(Task details): Rewrite the records from the start up to and including the line with "remote-control-icon (292, 536, 334, 587)", swapping "disc" for "disk" and keeping everything else identical.

(Records for this task):
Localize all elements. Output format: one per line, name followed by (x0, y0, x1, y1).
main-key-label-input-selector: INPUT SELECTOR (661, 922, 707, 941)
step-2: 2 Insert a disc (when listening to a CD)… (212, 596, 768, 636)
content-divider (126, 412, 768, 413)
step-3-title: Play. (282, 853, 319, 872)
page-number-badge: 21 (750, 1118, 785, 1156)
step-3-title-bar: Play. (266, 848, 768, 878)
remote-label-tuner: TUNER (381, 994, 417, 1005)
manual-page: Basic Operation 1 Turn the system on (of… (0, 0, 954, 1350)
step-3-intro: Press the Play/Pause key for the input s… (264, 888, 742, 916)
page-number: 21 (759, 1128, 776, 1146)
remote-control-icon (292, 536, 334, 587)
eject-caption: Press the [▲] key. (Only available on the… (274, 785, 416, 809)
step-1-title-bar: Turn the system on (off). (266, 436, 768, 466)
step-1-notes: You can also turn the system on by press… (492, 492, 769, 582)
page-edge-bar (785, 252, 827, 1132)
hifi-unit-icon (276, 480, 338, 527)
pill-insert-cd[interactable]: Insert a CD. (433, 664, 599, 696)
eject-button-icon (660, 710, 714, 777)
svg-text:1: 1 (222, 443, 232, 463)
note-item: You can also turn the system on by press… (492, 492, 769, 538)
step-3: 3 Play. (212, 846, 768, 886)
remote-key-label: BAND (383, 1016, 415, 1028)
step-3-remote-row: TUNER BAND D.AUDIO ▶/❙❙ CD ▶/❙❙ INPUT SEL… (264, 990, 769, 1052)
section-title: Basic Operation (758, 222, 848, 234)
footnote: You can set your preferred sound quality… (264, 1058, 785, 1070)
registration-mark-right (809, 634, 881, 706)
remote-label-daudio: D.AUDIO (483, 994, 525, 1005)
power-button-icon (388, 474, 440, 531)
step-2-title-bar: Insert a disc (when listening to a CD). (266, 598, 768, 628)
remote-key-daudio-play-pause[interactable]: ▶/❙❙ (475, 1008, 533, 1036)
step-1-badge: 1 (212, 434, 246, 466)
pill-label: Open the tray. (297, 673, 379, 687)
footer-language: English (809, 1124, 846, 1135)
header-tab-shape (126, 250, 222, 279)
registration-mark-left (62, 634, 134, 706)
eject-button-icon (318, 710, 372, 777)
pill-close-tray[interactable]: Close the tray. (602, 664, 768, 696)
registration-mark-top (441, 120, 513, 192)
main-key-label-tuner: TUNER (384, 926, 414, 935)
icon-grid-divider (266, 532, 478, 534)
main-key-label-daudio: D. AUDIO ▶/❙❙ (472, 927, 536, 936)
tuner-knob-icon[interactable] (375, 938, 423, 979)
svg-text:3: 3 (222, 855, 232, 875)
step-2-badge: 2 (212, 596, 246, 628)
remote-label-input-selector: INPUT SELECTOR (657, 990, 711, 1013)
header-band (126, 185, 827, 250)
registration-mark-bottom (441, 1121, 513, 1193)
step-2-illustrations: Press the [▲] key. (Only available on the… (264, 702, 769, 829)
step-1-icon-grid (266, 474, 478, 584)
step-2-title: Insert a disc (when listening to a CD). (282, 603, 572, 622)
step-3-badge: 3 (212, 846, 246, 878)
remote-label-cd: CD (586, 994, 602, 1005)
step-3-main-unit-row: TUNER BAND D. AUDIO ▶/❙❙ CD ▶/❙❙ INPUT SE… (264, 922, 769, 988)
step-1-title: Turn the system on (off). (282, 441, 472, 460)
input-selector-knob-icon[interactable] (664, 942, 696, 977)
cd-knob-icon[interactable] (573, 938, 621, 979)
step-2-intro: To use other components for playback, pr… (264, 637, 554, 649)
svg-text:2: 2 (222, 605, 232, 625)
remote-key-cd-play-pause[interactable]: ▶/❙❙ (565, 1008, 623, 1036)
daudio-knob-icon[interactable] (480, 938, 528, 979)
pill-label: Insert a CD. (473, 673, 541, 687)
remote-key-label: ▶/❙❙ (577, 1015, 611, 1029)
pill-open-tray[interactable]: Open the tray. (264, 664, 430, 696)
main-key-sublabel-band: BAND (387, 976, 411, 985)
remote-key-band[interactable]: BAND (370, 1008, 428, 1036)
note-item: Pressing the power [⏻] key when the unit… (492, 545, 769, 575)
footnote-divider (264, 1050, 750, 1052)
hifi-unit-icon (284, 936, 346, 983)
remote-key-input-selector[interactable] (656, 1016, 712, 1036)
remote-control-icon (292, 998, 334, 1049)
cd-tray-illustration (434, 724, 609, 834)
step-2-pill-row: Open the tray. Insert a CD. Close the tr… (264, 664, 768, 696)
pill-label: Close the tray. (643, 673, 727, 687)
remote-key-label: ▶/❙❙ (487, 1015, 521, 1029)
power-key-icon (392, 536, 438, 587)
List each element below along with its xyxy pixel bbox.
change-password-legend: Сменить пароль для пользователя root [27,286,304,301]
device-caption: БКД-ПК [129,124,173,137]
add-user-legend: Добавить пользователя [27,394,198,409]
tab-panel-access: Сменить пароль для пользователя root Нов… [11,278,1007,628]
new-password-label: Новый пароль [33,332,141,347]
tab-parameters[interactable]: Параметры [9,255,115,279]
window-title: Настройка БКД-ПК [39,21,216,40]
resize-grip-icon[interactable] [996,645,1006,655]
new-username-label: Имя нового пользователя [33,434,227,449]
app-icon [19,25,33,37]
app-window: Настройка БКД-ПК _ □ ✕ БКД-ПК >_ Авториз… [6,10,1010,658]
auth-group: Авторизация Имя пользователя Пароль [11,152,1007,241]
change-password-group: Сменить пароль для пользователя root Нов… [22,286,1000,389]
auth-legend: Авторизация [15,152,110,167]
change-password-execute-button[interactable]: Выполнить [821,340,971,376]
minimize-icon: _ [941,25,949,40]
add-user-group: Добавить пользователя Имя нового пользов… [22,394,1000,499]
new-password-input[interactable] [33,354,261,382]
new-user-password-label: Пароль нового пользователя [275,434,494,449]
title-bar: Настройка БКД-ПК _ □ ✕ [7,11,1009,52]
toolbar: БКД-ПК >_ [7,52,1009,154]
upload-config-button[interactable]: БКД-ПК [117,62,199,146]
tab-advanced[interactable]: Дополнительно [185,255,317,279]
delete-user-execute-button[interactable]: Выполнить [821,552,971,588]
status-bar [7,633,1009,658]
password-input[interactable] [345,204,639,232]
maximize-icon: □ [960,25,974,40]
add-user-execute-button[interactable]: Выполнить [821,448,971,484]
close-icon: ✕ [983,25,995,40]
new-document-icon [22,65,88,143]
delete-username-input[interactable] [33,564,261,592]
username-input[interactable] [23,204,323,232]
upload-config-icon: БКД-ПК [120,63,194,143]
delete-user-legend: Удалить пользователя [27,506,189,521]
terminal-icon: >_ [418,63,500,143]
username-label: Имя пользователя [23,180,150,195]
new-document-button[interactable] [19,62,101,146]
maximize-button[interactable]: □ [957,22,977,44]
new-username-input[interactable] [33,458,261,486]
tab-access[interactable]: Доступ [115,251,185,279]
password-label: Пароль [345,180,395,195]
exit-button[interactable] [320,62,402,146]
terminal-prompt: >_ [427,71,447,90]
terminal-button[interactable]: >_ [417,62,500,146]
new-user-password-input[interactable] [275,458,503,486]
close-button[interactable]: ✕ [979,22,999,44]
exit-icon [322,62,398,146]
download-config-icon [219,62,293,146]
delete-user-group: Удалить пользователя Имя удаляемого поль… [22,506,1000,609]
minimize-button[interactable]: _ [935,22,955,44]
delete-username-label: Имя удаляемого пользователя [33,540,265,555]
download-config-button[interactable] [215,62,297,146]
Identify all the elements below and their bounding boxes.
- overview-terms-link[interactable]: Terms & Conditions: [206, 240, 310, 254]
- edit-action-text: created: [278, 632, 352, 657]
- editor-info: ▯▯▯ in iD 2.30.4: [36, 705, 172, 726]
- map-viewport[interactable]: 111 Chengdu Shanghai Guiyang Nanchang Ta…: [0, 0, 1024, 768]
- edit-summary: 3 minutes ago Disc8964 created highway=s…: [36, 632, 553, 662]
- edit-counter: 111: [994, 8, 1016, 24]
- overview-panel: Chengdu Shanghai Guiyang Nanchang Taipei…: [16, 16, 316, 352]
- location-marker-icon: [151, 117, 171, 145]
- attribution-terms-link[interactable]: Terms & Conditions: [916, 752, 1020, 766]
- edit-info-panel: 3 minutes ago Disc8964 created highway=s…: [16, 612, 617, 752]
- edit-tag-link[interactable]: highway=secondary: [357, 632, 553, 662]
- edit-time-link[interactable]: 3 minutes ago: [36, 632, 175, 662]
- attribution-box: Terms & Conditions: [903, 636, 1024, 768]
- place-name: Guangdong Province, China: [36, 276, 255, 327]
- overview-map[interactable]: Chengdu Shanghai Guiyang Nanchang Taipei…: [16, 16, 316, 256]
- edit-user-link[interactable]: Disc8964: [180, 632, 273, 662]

(Problem solution):
Localize all elements. Output format: one per line, name followed by (x0, y0, x1, y1).
main-key-label-input-selector: INPUT SELECTOR (661, 922, 707, 941)
step-2: 2 Insert a disk (when listening to a CD)… (212, 596, 768, 636)
content-divider (126, 412, 768, 413)
step-3-title: Play. (282, 853, 319, 872)
page-number-badge: 21 (750, 1118, 785, 1156)
step-3-title-bar: Play. (266, 848, 768, 878)
remote-label-tuner: TUNER (381, 994, 417, 1005)
manual-page: Basic Operation 1 Turn the system on (of… (0, 0, 954, 1350)
step-3-intro: Press the Play/Pause key for the input s… (264, 888, 742, 916)
page-number: 21 (759, 1128, 776, 1146)
remote-control-icon (292, 536, 334, 587)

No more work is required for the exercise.